_EXERCISE_
Please copy every line of the records below that holds the word "为创新创造".

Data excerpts
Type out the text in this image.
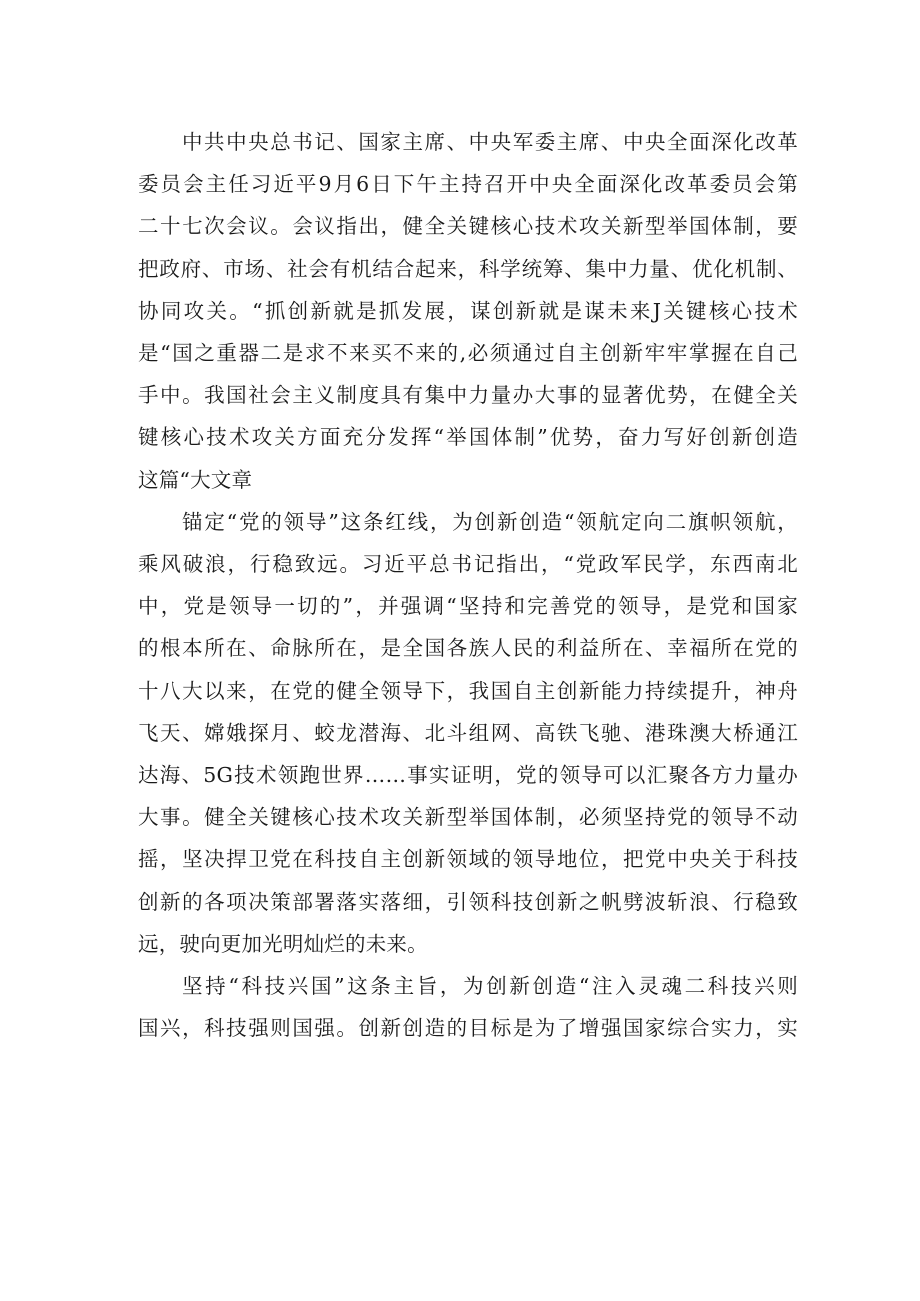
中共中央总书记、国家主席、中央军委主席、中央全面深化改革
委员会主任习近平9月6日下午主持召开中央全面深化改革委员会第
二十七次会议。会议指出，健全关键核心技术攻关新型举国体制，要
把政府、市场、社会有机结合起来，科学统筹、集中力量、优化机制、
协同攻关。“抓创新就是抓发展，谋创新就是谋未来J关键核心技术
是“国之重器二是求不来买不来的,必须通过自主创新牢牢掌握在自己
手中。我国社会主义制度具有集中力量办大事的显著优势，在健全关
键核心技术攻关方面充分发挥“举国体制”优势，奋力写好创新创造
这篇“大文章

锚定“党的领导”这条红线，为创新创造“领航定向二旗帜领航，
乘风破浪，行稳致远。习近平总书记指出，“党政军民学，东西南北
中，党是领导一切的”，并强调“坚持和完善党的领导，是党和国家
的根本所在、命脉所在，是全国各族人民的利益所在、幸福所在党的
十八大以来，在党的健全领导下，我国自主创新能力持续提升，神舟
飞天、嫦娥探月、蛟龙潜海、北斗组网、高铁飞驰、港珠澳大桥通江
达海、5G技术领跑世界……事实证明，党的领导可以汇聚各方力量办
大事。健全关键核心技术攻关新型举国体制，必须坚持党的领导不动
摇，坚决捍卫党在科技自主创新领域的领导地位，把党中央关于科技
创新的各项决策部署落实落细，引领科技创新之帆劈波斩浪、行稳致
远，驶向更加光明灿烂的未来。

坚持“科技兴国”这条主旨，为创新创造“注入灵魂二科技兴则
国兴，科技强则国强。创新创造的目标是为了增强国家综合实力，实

_EXERCISE RESULT_
锚定“党的领导”这条红线，为创新创造“领航定向二旗帜领航，
坚持“科技兴国”这条主旨，为创新创造“注入灵魂二科技兴则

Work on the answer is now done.